Your instructions = Find and copy lines holding "Romaneio".

Extracted material =
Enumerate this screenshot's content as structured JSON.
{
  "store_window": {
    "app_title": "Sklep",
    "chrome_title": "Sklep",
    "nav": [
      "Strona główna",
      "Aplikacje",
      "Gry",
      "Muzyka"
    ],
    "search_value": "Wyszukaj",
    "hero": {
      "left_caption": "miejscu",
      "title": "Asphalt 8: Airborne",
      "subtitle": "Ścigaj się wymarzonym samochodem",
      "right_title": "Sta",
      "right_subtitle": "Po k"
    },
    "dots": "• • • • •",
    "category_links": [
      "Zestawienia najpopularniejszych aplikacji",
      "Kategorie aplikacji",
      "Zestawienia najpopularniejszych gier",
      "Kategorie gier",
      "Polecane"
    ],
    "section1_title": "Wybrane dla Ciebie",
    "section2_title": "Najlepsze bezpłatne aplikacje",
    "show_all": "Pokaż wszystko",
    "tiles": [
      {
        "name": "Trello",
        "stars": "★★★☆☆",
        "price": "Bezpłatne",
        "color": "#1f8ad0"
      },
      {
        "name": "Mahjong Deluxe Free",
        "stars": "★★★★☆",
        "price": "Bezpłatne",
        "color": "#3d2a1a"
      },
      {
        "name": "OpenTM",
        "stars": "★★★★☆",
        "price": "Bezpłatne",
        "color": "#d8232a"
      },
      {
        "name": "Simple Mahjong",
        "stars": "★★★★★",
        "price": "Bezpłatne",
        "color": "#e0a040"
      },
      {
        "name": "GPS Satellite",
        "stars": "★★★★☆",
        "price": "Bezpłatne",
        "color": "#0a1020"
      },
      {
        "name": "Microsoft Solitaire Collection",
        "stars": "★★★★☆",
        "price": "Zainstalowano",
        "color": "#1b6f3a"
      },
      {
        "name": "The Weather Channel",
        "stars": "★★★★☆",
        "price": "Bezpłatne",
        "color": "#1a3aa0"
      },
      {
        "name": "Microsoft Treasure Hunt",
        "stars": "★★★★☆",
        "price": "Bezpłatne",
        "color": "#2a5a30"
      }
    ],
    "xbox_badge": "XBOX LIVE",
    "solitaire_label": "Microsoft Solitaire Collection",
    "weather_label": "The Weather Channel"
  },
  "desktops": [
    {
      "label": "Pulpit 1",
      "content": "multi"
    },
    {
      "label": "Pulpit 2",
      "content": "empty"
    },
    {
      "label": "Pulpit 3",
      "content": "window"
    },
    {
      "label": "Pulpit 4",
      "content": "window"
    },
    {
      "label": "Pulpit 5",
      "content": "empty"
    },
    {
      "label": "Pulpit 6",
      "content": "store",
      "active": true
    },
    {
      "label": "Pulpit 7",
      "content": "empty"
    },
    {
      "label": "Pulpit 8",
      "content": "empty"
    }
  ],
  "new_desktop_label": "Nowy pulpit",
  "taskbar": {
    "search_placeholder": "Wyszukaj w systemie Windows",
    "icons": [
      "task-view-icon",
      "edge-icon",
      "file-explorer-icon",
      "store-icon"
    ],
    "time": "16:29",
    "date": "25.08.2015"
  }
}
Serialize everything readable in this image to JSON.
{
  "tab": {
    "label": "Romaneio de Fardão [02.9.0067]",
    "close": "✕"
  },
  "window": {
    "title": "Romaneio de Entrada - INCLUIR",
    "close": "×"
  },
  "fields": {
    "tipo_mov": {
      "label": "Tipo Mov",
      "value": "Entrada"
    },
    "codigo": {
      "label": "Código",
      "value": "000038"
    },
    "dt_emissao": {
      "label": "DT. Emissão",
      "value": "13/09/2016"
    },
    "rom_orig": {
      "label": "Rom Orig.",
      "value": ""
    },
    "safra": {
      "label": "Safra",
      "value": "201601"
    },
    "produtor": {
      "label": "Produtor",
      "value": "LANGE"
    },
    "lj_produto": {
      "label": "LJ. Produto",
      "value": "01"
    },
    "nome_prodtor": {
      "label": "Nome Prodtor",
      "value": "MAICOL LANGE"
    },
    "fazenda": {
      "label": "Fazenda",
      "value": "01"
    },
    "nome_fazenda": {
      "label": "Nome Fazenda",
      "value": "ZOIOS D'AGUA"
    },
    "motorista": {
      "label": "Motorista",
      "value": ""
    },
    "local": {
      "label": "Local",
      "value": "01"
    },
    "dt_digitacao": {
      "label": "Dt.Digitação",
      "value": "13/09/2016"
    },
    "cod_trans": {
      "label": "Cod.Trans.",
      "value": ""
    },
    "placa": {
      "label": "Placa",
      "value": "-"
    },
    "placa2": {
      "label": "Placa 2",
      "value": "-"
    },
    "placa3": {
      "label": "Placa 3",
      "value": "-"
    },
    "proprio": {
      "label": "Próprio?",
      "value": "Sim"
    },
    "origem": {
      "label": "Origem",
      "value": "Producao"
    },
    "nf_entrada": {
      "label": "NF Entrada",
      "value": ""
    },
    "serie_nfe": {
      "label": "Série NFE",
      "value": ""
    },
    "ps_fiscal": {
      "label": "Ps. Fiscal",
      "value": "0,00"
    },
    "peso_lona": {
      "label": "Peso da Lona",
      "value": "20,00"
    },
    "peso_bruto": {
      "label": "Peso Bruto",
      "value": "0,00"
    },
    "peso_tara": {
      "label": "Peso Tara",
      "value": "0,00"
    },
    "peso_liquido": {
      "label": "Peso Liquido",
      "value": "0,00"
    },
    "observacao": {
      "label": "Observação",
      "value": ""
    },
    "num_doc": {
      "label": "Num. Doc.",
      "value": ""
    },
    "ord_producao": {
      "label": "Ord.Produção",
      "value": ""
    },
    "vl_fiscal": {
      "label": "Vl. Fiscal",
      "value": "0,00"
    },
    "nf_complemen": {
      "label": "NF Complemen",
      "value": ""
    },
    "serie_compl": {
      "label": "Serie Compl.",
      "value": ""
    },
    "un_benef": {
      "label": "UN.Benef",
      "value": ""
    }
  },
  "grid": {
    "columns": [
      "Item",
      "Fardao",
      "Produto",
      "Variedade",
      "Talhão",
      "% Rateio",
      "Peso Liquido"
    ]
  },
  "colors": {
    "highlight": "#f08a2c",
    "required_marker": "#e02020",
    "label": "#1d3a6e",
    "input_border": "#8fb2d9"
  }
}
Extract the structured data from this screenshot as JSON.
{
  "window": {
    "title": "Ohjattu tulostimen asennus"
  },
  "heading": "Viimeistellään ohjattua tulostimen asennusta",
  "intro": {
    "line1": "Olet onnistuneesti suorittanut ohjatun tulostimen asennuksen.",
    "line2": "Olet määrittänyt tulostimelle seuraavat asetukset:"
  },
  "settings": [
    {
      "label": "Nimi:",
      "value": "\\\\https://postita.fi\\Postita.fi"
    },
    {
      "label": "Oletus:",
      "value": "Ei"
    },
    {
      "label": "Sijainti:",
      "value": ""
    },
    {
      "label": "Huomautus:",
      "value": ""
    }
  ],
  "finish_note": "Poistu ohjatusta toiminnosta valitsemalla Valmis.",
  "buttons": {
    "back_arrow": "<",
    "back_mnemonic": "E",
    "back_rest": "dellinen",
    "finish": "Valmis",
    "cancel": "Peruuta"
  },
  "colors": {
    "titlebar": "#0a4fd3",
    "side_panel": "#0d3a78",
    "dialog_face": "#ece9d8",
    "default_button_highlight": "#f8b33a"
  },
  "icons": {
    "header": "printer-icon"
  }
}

Written answer =
    "label": "Romaneio de Fardão [02.9.0067]",
    "title": "Romaneio de Entrada - INCLUIR",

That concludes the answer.